**Excerpt from a dataset:**
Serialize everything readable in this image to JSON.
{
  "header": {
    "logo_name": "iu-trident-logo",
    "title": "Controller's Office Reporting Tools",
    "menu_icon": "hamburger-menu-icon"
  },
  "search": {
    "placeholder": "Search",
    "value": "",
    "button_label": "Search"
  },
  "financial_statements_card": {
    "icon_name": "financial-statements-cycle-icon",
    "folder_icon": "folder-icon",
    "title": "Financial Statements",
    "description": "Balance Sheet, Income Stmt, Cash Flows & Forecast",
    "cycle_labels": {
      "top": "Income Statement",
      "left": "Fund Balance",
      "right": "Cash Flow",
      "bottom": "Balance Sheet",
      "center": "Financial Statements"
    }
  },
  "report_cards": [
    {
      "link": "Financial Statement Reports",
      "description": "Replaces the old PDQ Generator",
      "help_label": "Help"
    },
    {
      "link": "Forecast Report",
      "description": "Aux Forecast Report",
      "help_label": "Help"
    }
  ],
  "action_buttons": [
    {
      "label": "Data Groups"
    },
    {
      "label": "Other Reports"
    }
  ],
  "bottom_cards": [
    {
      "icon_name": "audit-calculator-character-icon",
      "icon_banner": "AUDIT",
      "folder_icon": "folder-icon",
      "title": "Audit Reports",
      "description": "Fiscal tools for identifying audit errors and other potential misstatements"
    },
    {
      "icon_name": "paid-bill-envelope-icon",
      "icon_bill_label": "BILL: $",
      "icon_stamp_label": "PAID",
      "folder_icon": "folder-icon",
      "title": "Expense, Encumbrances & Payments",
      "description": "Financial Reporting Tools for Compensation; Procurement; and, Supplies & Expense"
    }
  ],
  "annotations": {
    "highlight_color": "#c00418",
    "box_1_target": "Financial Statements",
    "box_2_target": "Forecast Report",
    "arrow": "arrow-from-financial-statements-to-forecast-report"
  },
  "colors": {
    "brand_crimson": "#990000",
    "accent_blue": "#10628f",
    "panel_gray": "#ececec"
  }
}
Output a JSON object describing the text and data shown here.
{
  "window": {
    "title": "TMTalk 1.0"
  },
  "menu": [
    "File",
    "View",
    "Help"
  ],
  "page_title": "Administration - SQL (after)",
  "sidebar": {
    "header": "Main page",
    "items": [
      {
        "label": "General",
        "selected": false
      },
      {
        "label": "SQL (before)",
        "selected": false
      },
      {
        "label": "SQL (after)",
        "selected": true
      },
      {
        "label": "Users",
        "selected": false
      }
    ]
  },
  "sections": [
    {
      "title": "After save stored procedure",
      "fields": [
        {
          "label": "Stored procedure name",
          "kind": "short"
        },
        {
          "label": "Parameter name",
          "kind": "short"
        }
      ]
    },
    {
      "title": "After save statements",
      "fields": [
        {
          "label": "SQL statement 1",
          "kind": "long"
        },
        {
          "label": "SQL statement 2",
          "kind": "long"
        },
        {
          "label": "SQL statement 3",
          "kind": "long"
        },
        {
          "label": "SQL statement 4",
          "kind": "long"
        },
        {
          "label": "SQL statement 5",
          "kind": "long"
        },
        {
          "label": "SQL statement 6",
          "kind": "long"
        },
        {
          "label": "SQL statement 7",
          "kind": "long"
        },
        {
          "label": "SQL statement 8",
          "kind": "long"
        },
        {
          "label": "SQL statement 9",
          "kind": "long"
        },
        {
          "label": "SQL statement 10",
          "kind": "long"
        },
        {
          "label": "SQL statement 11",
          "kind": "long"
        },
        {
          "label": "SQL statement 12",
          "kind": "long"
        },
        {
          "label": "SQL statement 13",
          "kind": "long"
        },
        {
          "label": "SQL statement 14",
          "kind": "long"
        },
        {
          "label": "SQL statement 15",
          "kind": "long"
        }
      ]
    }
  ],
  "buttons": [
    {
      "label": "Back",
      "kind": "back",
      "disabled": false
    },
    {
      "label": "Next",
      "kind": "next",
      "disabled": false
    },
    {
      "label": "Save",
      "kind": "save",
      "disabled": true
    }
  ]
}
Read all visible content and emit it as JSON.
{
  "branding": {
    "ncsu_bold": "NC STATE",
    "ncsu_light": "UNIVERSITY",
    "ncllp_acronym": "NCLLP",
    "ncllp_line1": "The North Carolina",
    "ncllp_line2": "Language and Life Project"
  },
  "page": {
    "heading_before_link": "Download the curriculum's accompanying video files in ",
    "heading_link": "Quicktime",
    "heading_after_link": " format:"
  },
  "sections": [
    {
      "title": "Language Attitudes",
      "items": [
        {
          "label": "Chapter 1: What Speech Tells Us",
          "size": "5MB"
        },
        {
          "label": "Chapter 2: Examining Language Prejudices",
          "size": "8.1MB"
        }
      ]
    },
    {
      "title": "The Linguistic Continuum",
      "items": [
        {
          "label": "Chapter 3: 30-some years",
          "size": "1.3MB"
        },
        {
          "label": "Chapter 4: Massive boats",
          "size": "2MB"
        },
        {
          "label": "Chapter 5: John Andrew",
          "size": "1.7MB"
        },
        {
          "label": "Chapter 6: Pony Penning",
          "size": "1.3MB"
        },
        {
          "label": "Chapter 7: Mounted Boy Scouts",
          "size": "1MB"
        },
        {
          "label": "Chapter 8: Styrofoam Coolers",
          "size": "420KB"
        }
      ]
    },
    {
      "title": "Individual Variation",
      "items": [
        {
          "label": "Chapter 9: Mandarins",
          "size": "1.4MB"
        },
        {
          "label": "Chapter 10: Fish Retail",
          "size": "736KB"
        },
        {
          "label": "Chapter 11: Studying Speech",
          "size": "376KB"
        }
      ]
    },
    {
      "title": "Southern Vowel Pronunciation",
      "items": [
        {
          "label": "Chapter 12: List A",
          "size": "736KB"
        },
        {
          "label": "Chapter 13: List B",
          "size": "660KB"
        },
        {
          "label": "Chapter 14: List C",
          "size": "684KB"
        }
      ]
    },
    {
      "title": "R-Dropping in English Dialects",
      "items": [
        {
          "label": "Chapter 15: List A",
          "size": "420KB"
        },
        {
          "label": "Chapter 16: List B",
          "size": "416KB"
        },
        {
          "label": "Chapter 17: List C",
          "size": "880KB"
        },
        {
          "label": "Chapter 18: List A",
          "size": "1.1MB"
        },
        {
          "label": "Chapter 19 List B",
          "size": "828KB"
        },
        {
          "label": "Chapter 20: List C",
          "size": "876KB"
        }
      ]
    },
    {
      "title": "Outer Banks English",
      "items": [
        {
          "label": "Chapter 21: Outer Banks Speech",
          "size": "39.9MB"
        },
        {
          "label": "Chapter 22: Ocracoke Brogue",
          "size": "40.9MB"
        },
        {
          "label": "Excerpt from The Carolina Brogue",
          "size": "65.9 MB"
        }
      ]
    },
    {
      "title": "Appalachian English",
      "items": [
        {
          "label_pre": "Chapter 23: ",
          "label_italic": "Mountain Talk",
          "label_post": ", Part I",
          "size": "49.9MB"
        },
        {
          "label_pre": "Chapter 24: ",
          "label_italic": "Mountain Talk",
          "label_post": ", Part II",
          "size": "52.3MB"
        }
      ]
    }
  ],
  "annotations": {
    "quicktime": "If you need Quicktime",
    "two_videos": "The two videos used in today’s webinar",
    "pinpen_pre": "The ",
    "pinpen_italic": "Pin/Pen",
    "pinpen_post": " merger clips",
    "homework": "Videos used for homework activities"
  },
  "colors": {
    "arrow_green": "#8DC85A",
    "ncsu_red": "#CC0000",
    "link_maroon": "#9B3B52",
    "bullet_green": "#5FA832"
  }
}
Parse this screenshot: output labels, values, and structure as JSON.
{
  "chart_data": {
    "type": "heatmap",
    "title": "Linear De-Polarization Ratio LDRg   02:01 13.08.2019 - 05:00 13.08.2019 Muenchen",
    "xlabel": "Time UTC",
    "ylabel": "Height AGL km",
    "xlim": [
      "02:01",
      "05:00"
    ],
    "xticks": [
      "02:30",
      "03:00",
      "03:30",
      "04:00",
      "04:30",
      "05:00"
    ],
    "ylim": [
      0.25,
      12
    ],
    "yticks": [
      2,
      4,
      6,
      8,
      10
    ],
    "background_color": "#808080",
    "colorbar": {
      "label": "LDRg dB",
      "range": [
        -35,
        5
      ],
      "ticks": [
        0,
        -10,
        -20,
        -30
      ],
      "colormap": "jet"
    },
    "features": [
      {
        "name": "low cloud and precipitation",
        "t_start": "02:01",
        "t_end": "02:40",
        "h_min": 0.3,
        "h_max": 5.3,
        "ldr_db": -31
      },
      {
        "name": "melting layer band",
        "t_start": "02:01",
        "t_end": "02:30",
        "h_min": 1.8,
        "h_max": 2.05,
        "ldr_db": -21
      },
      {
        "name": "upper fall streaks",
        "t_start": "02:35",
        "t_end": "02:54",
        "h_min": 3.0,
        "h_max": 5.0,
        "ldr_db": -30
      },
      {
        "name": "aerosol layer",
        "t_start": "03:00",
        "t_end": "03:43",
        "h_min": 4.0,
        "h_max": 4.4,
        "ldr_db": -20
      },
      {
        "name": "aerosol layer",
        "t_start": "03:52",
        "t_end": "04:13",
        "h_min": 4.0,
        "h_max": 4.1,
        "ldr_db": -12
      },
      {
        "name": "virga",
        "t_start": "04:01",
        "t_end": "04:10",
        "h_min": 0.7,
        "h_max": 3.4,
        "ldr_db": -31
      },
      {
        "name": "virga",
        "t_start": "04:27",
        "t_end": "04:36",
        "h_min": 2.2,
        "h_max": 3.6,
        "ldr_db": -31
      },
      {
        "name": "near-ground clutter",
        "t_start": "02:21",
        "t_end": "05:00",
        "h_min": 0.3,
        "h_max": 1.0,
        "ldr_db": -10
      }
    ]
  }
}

**Objective:**
Isolate each line of the listing above that includes "Reporting". Copy it.

**Answer for the task:**
    "title": "Controller's Office Reporting Tools",
      "description": "Financial Reporting Tools for Compensation; Procurement; and, Supplies & Expense"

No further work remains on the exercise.